AIM:
Can you copy out, verbatim, the records starting with the line containing "Where is each" and going on through the line containing "DG18 — [58, 309, 67, 313]"?

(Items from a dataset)
------------------------------------------------------------------------
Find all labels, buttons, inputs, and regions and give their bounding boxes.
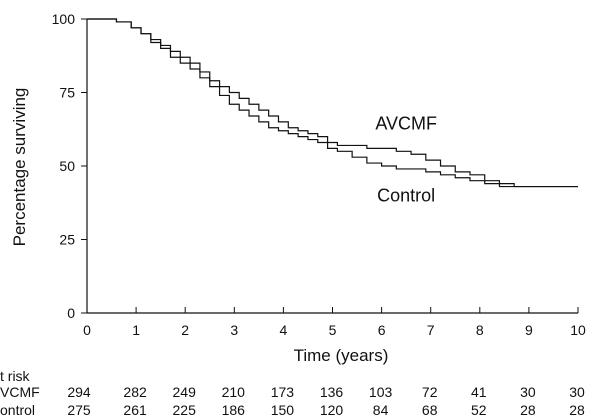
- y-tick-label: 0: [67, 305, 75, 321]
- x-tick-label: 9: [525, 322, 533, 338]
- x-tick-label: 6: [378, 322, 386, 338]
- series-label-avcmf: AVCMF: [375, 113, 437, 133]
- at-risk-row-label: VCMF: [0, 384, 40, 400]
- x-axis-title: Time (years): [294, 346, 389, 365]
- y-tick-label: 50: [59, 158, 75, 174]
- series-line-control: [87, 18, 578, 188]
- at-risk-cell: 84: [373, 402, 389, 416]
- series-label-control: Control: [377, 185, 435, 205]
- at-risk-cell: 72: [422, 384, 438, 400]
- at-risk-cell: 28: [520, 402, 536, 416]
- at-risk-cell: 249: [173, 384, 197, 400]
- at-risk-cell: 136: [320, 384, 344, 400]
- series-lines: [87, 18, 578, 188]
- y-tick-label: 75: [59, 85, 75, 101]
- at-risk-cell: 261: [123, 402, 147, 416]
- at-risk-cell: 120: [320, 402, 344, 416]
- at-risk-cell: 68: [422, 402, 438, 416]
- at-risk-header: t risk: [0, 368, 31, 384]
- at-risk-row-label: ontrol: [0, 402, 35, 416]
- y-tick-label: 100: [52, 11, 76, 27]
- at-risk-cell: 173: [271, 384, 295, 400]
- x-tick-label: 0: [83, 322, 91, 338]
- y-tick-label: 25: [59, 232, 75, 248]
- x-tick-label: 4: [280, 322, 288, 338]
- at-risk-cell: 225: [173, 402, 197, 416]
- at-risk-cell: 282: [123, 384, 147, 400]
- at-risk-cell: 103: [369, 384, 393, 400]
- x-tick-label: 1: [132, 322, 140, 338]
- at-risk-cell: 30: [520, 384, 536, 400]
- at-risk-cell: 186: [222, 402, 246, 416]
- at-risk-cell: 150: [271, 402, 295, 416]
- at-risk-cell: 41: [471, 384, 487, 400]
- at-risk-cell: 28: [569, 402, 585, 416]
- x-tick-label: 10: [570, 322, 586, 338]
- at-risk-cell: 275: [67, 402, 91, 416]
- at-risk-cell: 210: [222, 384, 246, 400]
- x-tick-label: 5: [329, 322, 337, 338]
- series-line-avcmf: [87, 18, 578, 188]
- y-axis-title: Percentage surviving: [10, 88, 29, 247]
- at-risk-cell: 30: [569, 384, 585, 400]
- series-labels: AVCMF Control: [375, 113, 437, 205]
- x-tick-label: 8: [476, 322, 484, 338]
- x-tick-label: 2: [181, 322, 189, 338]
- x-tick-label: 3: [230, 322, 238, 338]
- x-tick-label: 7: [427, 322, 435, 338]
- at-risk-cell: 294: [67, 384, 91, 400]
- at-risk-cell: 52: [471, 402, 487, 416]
------------------------------------------------------------------------
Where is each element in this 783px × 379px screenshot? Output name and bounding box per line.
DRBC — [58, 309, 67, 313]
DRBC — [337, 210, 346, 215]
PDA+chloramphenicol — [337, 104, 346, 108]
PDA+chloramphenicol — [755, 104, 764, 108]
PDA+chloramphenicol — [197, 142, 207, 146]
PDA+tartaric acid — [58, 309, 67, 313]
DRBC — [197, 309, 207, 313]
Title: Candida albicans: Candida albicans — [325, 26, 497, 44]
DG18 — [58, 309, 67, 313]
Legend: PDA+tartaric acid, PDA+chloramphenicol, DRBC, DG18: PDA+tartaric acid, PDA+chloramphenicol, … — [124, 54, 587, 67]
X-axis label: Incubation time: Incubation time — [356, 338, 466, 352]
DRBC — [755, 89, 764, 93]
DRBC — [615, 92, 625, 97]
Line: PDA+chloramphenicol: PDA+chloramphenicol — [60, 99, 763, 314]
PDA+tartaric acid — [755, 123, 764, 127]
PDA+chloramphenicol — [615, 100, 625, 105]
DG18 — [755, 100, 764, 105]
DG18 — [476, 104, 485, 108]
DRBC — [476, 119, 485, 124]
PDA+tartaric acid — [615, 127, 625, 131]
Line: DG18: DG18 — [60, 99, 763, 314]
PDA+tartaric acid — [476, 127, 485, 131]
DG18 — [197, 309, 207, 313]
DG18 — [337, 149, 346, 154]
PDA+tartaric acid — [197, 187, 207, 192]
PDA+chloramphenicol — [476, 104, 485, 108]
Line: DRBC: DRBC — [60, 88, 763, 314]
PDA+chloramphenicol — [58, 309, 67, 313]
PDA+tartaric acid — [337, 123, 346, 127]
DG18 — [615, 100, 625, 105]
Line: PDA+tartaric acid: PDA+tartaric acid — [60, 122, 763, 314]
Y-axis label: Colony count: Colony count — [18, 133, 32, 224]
------------------------------------------------------------------------
THE OUTPUT:
Where is each element in this 783px × 379px screenshot? Output name and bounding box per line.
DRBC — [58, 309, 67, 313]
DRBC — [337, 210, 346, 215]
PDA+chloramphenicol — [337, 104, 346, 108]
PDA+chloramphenicol — [755, 104, 764, 108]
PDA+chloramphenicol — [197, 142, 207, 146]
PDA+tartaric acid — [58, 309, 67, 313]
DRBC — [197, 309, 207, 313]
Title: Candida albicans: Candida albicans — [325, 26, 497, 44]
DG18 — [58, 309, 67, 313]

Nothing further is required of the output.